Request:
Extract the lines that carry the string "xlabel" from the listing.

═══ Records provided ═══

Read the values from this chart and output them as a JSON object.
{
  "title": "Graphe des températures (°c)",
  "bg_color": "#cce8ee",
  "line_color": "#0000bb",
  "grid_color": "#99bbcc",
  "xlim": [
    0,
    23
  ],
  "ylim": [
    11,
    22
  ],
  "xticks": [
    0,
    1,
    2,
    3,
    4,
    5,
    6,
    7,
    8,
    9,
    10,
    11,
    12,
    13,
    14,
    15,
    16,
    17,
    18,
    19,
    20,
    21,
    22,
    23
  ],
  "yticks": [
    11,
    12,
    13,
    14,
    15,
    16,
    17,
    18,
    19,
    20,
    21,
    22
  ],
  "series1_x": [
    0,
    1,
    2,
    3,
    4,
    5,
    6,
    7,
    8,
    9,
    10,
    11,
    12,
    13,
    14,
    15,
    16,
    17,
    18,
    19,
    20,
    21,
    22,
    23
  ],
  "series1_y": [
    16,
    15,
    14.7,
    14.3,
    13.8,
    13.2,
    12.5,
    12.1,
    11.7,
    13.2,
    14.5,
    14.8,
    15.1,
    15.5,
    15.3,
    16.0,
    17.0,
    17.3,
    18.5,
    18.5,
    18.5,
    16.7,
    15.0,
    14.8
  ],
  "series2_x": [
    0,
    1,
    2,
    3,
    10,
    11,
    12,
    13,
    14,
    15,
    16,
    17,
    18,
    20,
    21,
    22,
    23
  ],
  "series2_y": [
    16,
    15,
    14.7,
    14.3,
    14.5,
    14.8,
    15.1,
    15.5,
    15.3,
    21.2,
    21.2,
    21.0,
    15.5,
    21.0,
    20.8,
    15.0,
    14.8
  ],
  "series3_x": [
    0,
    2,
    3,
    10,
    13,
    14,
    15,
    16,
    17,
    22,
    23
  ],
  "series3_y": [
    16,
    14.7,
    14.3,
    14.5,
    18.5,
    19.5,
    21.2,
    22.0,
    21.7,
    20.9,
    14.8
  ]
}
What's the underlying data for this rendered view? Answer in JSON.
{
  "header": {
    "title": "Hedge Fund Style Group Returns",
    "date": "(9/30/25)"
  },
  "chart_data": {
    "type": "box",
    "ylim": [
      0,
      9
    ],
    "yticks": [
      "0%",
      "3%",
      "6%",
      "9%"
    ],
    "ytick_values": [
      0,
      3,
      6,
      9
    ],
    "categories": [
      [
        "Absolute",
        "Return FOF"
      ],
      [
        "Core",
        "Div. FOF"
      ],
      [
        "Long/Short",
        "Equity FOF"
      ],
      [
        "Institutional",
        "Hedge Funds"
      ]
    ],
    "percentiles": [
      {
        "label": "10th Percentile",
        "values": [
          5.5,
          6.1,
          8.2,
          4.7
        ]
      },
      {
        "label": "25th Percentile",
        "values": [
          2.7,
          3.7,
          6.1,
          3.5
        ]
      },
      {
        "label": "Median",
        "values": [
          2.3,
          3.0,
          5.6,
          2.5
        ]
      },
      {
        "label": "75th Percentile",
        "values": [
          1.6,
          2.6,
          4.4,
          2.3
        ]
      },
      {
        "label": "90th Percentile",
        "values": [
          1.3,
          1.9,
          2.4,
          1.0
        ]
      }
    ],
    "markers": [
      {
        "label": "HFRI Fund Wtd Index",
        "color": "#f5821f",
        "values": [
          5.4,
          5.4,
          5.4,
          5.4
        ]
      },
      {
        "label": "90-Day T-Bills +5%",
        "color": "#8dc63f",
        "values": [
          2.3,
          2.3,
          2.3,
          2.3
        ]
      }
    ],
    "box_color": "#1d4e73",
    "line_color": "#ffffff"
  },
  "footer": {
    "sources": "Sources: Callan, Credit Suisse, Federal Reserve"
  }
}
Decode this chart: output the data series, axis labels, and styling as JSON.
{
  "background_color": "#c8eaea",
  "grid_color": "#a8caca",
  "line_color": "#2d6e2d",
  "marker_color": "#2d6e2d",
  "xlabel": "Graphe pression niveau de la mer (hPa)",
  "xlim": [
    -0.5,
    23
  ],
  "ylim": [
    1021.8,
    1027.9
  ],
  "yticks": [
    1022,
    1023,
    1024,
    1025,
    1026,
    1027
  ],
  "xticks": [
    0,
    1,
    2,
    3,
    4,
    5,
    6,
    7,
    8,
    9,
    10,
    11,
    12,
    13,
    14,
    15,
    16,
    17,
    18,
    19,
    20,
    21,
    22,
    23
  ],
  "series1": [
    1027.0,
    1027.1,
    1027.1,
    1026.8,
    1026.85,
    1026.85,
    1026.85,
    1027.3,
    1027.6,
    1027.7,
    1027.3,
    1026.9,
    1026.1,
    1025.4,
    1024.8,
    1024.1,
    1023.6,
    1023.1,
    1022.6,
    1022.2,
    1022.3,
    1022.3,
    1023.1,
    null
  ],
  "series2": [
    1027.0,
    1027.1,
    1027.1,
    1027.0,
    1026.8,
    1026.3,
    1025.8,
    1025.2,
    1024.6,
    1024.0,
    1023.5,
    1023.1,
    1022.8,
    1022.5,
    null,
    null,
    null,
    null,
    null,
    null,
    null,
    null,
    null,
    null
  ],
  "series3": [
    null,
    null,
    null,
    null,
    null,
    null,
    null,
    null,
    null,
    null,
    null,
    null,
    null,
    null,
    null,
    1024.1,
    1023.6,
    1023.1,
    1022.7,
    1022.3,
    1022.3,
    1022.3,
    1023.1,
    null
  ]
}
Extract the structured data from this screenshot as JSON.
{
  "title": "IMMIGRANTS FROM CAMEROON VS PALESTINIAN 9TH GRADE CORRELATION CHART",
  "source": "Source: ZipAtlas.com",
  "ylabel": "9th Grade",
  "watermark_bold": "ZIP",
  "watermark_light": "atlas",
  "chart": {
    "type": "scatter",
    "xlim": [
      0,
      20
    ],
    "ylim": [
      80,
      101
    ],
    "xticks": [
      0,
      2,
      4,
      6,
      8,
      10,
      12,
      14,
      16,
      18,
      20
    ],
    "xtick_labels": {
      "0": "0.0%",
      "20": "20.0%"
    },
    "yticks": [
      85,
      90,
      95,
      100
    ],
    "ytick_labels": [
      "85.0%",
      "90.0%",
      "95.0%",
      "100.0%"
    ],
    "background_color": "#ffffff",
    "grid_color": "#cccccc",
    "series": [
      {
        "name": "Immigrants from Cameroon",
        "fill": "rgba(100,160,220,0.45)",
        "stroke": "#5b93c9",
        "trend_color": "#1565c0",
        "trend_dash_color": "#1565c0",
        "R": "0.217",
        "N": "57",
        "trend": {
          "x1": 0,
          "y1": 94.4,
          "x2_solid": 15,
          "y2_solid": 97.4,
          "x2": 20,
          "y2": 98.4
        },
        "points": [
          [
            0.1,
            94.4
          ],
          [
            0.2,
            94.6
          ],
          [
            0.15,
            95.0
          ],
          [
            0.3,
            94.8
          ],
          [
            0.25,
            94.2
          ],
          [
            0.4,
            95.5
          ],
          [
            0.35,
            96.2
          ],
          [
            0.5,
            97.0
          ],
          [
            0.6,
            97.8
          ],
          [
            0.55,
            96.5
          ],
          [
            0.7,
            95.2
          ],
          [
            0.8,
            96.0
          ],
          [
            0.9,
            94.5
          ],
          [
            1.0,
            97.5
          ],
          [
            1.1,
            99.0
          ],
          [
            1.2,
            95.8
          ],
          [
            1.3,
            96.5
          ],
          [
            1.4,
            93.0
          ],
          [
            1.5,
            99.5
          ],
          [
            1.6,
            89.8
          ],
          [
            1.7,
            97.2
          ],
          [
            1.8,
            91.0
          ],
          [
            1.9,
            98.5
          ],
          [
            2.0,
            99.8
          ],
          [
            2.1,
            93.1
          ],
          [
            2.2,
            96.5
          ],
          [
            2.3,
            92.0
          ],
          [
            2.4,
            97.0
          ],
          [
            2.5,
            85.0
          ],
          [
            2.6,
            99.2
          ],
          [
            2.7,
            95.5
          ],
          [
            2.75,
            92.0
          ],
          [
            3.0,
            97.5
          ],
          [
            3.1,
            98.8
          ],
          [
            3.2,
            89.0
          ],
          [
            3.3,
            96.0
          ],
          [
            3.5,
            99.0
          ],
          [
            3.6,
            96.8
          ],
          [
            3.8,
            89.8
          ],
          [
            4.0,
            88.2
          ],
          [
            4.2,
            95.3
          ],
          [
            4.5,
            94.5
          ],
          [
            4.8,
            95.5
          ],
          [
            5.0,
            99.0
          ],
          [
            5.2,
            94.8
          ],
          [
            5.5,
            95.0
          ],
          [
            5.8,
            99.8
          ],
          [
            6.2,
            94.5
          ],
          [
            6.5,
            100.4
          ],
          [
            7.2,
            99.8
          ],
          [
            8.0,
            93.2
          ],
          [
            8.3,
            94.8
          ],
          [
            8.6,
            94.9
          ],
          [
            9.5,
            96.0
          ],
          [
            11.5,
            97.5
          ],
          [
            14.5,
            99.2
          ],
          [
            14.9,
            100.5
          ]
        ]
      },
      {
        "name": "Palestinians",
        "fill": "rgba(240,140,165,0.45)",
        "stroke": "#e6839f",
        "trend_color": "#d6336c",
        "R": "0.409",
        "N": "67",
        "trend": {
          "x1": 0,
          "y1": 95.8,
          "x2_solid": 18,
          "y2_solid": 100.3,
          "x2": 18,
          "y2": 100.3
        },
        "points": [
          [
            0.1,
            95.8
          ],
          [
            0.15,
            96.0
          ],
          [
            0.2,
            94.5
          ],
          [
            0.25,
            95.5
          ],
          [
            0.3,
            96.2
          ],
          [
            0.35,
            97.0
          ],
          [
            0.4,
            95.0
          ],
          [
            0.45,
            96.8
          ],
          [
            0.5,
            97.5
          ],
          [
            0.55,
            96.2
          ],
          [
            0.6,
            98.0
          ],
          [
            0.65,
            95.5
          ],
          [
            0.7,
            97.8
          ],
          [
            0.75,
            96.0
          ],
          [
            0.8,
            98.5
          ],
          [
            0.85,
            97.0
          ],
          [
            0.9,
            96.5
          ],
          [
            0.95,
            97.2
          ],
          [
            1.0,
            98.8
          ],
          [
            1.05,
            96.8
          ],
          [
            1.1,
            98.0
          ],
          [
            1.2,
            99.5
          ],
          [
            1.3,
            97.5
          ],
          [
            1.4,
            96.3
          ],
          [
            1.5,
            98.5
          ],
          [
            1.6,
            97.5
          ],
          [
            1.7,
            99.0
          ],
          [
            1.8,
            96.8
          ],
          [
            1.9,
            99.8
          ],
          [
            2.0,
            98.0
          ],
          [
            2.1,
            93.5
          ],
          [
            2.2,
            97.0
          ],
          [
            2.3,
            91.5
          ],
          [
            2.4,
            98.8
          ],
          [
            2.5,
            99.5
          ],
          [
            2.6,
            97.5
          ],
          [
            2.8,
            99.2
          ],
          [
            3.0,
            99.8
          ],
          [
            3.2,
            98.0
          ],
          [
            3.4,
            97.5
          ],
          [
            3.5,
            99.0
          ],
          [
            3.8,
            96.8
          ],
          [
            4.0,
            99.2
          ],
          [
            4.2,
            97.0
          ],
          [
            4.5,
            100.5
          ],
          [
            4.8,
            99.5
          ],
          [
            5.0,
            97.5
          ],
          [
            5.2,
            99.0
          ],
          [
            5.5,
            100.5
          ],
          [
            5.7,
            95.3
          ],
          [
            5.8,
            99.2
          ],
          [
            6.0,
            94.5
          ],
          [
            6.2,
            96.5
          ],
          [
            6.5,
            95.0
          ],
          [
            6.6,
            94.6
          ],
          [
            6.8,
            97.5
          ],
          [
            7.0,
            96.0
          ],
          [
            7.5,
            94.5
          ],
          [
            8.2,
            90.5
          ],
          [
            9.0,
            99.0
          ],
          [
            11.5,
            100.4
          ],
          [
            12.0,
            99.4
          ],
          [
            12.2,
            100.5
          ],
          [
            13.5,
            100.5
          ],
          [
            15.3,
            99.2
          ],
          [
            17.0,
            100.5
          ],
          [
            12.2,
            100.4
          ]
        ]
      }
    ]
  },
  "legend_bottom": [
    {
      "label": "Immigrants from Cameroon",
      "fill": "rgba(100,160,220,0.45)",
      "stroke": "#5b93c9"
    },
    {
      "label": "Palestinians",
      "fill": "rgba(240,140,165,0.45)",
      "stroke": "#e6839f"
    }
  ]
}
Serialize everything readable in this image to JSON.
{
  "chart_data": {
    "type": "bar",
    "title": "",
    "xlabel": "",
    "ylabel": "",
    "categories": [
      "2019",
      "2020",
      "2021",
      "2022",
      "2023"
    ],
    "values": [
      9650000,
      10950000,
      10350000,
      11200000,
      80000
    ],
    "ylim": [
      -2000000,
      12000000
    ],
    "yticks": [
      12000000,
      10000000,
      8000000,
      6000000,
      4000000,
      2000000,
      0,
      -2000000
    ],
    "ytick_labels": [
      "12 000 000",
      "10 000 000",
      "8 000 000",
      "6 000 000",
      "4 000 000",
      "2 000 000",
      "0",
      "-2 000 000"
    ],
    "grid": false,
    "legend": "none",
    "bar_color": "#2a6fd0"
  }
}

═══

Result for this exercise:
  "xlabel": "Graphe pression niveau de la mer (hPa)",
    "xlabel": "",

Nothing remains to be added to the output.